• _The problem_
Retype the complete listing exactly as it appears.

● ● ● ●

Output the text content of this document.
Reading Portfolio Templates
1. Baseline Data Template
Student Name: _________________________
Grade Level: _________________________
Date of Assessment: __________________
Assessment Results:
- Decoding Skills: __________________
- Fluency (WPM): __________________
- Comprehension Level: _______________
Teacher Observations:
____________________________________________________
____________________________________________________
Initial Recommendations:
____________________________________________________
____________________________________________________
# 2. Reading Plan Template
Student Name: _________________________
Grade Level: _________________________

● ● ● ●

• _Exercise result_
Output the text content of this document.
Reading Portfolio Templates
1. Baseline Data Template
Student Name: _________________________
Grade Level: _________________________
Date of Assessment: __________________
Assessment Results:
- Decoding Skills: __________________
- Fluency (WPM): __________________
- Comprehension Level: _______________
Teacher Observations:
____________________________________________________
____________________________________________________
Initial Recommendations:
____________________________________________________
____________________________________________________
# 2. Reading Plan Template
Student Name: _________________________
Grade Level: _________________________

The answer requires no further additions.